Page content records >>
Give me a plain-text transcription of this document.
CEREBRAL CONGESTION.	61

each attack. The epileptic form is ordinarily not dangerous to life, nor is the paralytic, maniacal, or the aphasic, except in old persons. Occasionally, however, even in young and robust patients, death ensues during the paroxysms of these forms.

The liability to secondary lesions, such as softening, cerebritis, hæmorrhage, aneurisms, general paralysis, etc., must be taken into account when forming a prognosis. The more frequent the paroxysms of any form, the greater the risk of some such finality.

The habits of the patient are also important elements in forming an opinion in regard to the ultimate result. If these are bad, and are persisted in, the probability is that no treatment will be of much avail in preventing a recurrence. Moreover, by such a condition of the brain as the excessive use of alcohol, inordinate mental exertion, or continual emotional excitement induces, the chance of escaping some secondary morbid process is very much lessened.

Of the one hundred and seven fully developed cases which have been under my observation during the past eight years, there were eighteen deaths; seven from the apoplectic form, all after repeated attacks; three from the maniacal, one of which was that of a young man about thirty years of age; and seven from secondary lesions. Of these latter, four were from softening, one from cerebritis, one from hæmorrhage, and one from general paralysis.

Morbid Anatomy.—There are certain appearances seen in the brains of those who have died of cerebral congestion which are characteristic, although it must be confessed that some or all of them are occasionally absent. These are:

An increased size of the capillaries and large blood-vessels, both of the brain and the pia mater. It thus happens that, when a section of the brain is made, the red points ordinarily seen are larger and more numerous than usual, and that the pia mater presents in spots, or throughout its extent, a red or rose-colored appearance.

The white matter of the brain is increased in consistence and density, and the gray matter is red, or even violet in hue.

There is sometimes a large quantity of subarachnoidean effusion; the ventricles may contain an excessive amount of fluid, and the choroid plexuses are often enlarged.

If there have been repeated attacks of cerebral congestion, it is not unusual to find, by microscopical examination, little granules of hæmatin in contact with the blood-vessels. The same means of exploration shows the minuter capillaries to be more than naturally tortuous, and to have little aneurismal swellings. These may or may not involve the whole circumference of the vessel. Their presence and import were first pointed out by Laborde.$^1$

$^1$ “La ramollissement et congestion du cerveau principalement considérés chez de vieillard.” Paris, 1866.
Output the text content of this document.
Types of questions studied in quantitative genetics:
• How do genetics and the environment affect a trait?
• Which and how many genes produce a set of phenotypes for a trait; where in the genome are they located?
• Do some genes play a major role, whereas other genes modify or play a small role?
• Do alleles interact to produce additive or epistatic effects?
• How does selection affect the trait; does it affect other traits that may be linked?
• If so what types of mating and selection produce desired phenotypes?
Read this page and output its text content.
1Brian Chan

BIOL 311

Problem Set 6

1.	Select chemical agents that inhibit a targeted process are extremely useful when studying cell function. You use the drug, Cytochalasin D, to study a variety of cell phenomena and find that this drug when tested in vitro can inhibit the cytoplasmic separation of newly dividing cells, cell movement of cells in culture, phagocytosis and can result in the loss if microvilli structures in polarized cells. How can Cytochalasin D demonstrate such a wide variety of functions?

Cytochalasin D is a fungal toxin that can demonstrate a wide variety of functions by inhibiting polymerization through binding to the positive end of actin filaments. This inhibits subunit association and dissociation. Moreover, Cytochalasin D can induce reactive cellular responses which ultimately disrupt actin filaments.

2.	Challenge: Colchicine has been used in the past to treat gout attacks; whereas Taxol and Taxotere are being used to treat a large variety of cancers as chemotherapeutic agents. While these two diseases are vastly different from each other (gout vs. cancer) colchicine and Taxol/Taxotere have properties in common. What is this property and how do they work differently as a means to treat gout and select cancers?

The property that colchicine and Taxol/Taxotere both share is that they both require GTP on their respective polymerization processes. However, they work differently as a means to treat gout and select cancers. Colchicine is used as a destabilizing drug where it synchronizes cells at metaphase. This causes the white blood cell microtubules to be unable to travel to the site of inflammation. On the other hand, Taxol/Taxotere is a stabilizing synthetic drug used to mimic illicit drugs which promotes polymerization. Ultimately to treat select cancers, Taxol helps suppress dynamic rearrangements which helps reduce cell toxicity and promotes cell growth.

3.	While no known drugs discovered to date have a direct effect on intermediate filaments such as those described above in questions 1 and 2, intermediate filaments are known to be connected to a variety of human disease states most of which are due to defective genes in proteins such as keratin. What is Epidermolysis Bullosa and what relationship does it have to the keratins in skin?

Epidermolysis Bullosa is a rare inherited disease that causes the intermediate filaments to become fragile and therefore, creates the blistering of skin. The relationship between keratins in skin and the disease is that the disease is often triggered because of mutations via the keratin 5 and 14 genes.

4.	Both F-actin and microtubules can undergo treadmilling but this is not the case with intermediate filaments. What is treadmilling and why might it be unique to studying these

Task objective >>
Having read the entries, repeat them all exactly.

Solution to the exercise >>
Give me a plain-text transcription of this document.
CEREBRAL CONGESTION.	61

each attack. The epileptic form is ordinarily not dangerous to life, nor is the paralytic, maniacal, or the aphasic, except in old persons. Occasionally, however, even in young and robust patients, death ensues during the paroxysms of these forms.

The liability to secondary lesions, such as softening, cerebritis, hæmorrhage, aneurisms, general paralysis, etc., must be taken into account when forming a prognosis. The more frequent the paroxysms of any form, the greater the risk of some such finality.

The habits of the patient are also important elements in forming an opinion in regard to the ultimate result. If these are bad, and are persisted in, the probability is that no treatment will be of much avail in preventing a recurrence. Moreover, by such a condition of the brain as the excessive use of alcohol, inordinate mental exertion, or continual emotional excitement induces, the chance of escaping some secondary morbid process is very much lessened.

Of the one hundred and seven fully developed cases which have been under my observation during the past eight years, there were eighteen deaths; seven from the apoplectic form, all after repeated attacks; three from the maniacal, one of which was that of a young man about thirty years of age; and seven from secondary lesions. Of these latter, four were from softening, one from cerebritis, one from hæmorrhage, and one from general paralysis.

Morbid Anatomy.—There are certain appearances seen in the brains of those who have died of cerebral congestion which are characteristic, although it must be confessed that some or all of them are occasionally absent. These are:

An increased size of the capillaries and large blood-vessels, both of the brain and the pia mater. It thus happens that, when a section of the brain is made, the red points ordinarily seen are larger and more numerous than usual, and that the pia mater presents in spots, or throughout its extent, a red or rose-colored appearance.

The white matter of the brain is increased in consistence and density, and the gray matter is red, or even violet in hue.

There is sometimes a large quantity of subarachnoidean effusion; the ventricles may contain an excessive amount of fluid, and the choroid plexuses are often enlarged.

If there have been repeated attacks of cerebral congestion, it is not unusual to find, by microscopical examination, little granules of hæmatin in contact with the blood-vessels. The same means of exploration shows the minuter capillaries to be more than naturally tortuous, and to have little aneurismal swellings. These may or may not involve the whole circumference of the vessel. Their presence and import were first pointed out by Laborde.$^1$

$^1$ “La ramollissement et congestion du cerveau principalement considérés chez de vieillard.” Paris, 1866.
Output the text content of this document.
Types of questions studied in quantitative genetics:
• How do genetics and the environment affect a trait?
• Which and how many genes produce a set of phenotypes for a trait; where in the genome are they located?
• Do some genes play a major role, whereas other genes modify or play a small role?
• Do alleles interact to produce additive or epistatic effects?
• How does selection affect the trait; does it affect other traits that may be linked?
• If so what types of mating and selection produce desired phenotypes?
Read this page and output its text content.
1Brian Chan

BIOL 311

Problem Set 6

1.	Select chemical agents that inhibit a targeted process are extremely useful when studying cell function. You use the drug, Cytochalasin D, to study a variety of cell phenomena and find that this drug when tested in vitro can inhibit the cytoplasmic separation of newly dividing cells, cell movement of cells in culture, phagocytosis and can result in the loss if microvilli structures in polarized cells. How can Cytochalasin D demonstrate such a wide variety of functions?

Cytochalasin D is a fungal toxin that can demonstrate a wide variety of functions by inhibiting polymerization through binding to the positive end of actin filaments. This inhibits subunit association and dissociation. Moreover, Cytochalasin D can induce reactive cellular responses which ultimately disrupt actin filaments.

2.	Challenge: Colchicine has been used in the past to treat gout attacks; whereas Taxol and Taxotere are being used to treat a large variety of cancers as chemotherapeutic agents. While these two diseases are vastly different from each other (gout vs. cancer) colchicine and Taxol/Taxotere have properties in common. What is this property and how do they work differently as a means to treat gout and select cancers?

The property that colchicine and Taxol/Taxotere both share is that they both require GTP on their respective polymerization processes. However, they work differently as a means to treat gout and select cancers. Colchicine is used as a destabilizing drug where it synchronizes cells at metaphase. This causes the white blood cell microtubules to be unable to travel to the site of inflammation. On the other hand, Taxol/Taxotere is a stabilizing synthetic drug used to mimic illicit drugs which promotes polymerization. Ultimately to treat select cancers, Taxol helps suppress dynamic rearrangements which helps reduce cell toxicity and promotes cell growth.

3.	While no known drugs discovered to date have a direct effect on intermediate filaments such as those described above in questions 1 and 2, intermediate filaments are known to be connected to a variety of human disease states most of which are due to defective genes in proteins such as keratin. What is Epidermolysis Bullosa and what relationship does it have to the keratins in skin?

Epidermolysis Bullosa is a rare inherited disease that causes the intermediate filaments to become fragile and therefore, creates the blistering of skin. The relationship between keratins in skin and the disease is that the disease is often triggered because of mutations via the keratin 5 and 14 genes.

4.	Both F-actin and microtubules can undergo treadmilling but this is not the case with intermediate filaments. What is treadmilling and why might it be unique to studying these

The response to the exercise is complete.